Anita Fatis se fixe deux heures de marche par jour l’automne prochain sur l’Everest. Depuis cette année, elle est équipée d’un matériel spécial qui l’a aidée à se remettre debout, malgré la sclérose en plaques, dont elle est atteinte depuis 32 ans et qui l’a clouée dans un fauteuil pendant 17 ans.
Un handicap, une maladie, qui, elle le dit elle-même, lui ont permis de se surpasser, de se mettre à la natation, d’acquérir un très bon niveau, d’intégrer l’équipe de France et de participer aux jeux paralympiques de Londres et de Rio. “J’ai été sept fois médaillée sur différents championnats du monde et d’Europe et 15 fois championne de France”, cite-t-elle fièrement.
La maladie progresse plus lentement
En 2016, elle met un terme à sa carrière. Et maintenant ? “J’ai toujours adoré la montagne. Quand j’étais valide, on a fait des petits sommets en France avec mon mari. Et l’Everest me faisait rêver.” C’est ainsi qu’en 2018, elle se lance et grimpe à 5 200 mètres. L’année suivante, rebelote. Elle bat son précédent record et monte jusqu’à 5 650 mètres. D’autant plus que le sport est primordial pour lutter contre la maladie : “Quand on a une sclérose en plaques, il faut bouger. La maladie progresse plus lentement.”
Deux premières ascensions qu’elle a donc réalisées en fauteuil, portée par les Népalais qui s’occupaient de tout : “Il faut accepter d’être aidée”. Sauf au moment de la descente, où elle était autonome en quadrix, un VTT quatre roues.

-- Consigne --
D'après le texte sur Anita Fatis, répondez :
(a) Depuis combien d'années est-elle atteinte de sclérose en plaques ?
(b) En quelle année met-elle un terme à sa carrière ?
(c) Jusqu'à quelle altitude monte-t-elle l'année suivant son ascension de 2018 ?

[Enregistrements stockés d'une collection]
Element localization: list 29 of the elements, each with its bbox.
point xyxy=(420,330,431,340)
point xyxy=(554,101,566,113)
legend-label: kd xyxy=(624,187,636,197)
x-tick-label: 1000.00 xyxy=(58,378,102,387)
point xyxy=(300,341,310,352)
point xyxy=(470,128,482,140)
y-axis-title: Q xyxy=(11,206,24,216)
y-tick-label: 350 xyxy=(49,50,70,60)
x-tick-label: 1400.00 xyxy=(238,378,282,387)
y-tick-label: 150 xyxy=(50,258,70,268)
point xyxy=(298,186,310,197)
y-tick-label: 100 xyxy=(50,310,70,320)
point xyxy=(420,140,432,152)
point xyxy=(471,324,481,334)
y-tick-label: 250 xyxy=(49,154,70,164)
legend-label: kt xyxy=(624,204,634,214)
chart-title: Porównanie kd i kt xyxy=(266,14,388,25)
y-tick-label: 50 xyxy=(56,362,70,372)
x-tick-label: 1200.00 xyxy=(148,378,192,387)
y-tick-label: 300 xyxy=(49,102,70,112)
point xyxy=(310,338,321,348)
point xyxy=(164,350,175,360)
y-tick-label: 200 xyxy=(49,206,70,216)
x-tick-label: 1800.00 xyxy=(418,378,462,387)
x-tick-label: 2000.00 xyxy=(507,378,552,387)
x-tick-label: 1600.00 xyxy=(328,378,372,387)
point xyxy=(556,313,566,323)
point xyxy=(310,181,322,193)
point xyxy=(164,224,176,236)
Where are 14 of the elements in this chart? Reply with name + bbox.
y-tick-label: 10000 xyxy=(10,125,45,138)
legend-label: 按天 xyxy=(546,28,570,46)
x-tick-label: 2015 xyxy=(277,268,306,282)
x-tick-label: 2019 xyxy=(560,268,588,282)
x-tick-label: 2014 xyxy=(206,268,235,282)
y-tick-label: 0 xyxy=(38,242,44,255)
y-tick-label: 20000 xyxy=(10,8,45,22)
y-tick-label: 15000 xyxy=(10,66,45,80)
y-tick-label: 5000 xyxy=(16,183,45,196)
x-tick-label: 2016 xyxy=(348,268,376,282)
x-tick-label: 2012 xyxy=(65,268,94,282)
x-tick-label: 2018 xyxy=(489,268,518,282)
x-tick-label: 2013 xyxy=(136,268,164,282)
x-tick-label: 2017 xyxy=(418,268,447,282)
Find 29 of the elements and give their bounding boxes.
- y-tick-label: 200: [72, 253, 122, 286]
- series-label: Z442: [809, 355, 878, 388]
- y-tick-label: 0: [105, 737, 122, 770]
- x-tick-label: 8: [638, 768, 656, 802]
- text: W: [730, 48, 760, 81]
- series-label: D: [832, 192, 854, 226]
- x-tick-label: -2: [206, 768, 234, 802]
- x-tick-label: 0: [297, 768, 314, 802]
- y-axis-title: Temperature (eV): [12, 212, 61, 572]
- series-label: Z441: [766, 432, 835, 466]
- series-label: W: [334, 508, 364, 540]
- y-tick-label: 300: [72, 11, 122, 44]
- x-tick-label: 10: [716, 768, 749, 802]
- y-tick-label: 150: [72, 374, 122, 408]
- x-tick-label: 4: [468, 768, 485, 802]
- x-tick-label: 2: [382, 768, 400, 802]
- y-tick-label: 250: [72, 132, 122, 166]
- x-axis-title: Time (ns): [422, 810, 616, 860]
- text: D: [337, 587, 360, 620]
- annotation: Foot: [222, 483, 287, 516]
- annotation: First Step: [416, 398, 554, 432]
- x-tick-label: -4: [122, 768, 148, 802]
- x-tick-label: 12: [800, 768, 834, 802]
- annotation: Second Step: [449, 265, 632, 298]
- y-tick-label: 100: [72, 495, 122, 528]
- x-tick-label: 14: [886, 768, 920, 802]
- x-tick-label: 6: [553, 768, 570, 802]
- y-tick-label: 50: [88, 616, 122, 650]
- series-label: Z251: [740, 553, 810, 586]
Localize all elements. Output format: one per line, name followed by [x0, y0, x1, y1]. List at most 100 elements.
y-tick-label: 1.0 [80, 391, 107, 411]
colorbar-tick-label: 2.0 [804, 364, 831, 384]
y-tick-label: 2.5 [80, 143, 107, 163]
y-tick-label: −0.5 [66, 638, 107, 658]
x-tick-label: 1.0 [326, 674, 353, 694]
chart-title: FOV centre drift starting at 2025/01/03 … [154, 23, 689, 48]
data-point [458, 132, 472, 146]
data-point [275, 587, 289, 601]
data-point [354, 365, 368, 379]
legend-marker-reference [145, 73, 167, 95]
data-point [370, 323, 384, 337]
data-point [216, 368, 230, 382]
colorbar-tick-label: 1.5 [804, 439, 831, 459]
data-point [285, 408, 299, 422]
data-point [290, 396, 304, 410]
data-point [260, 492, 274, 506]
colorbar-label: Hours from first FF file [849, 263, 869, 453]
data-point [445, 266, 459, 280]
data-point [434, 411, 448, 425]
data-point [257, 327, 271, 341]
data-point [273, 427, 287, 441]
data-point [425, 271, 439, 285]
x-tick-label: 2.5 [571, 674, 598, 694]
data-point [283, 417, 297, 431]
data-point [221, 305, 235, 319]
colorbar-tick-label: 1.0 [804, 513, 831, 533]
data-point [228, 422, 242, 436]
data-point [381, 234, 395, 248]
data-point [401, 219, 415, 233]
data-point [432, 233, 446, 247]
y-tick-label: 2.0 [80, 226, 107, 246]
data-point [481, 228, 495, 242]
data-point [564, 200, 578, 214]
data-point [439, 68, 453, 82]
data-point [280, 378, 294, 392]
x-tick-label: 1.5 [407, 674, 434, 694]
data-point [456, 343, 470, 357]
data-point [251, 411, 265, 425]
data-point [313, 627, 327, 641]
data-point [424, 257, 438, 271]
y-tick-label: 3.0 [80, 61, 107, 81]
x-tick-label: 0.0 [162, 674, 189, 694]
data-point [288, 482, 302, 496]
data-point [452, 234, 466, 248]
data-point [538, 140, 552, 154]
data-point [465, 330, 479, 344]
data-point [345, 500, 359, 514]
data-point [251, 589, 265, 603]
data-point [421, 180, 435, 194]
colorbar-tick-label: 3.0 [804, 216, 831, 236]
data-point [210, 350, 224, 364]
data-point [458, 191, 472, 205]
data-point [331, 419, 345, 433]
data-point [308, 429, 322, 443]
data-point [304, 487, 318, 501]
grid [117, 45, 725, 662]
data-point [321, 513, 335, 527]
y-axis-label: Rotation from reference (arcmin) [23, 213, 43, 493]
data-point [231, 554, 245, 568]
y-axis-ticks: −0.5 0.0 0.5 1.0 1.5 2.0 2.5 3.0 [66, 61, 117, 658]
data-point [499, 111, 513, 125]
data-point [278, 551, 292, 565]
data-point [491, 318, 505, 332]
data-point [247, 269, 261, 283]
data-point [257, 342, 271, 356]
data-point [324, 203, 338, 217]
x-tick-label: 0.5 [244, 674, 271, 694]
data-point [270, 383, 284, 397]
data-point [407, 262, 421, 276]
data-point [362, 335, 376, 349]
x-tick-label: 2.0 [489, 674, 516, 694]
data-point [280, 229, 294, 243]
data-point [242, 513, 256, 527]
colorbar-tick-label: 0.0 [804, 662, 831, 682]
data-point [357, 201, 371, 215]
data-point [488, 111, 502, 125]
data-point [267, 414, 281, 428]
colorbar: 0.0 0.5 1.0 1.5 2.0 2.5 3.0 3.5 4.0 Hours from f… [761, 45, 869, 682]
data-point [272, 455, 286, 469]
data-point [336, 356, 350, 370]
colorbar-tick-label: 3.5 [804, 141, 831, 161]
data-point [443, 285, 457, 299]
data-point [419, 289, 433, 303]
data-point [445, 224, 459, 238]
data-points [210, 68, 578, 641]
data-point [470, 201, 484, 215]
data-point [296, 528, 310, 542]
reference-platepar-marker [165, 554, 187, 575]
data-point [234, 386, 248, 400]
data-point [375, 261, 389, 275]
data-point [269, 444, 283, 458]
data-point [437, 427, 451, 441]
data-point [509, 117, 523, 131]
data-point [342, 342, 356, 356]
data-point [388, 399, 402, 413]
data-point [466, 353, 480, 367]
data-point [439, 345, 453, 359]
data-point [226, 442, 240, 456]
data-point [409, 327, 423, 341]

-- Zone de réponse --
(a) Depuis 32 ans.
(b) En 2016.
(c) Jusqu'à 5 650 mètres.